- [The task]: Leave out the pictures and copy every record exactly.

"""

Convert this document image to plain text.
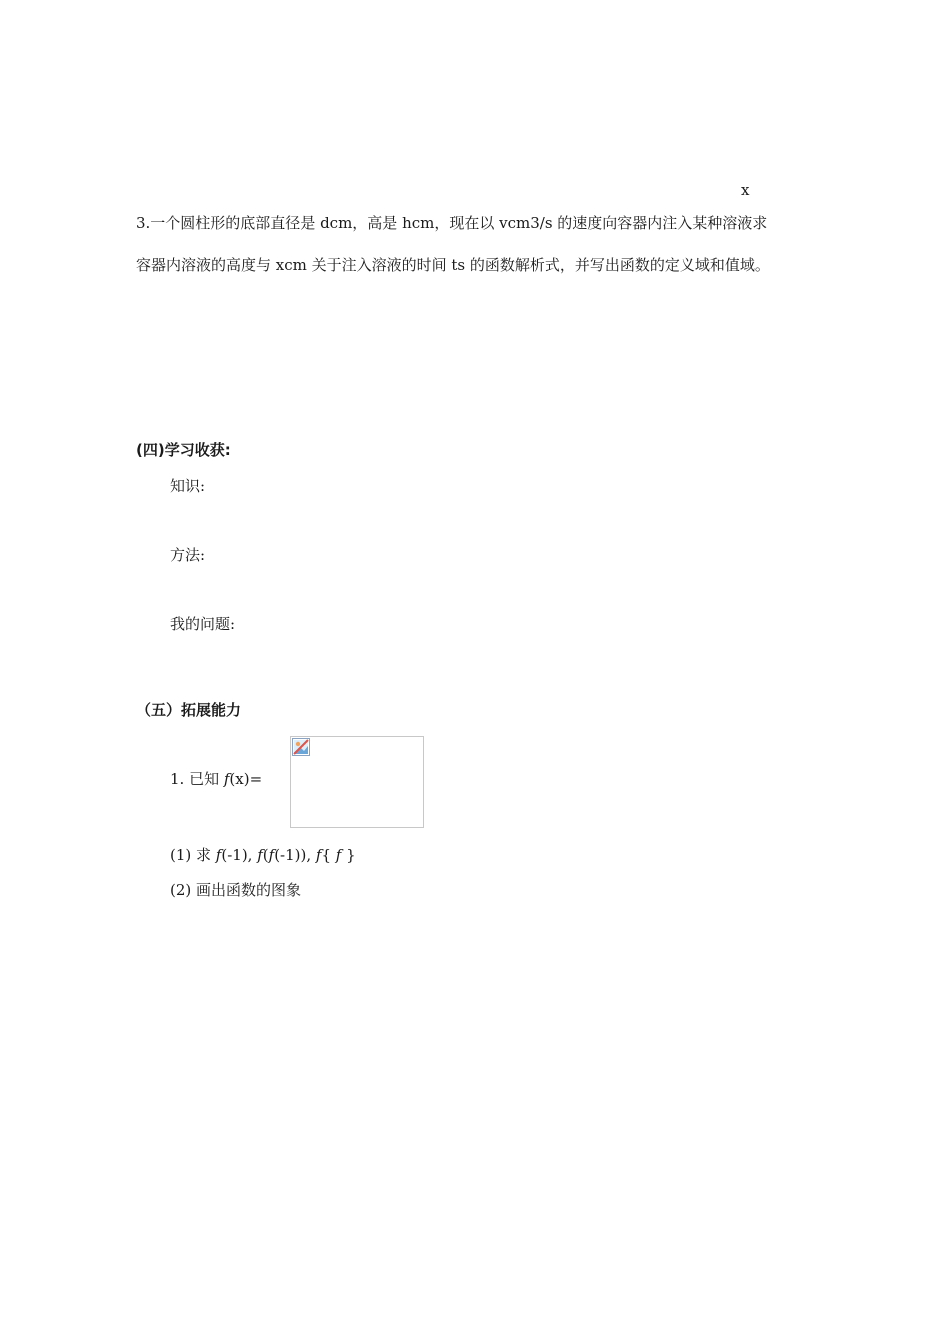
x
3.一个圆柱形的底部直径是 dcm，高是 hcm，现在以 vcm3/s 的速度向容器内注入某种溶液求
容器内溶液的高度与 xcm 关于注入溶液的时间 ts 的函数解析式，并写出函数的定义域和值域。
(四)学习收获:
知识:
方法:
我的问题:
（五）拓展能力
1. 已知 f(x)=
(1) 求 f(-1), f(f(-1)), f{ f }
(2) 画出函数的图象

"""

- [Output for this exercise]:
Convert this document image to plain text.
x
3.一个圆柱形的底部直径是 dcm，高是 hcm，现在以 vcm3/s 的速度向容器内注入某种溶液求
容器内溶液的高度与 xcm 关于注入溶液的时间 ts 的函数解析式，并写出函数的定义域和值域。
(四)学习收获:
知识:
方法:
我的问题:
（五）拓展能力
1. 已知 f(x)=
(1) 求 f(-1), f(f(-1)), f{ f }
(2) 画出函数的图象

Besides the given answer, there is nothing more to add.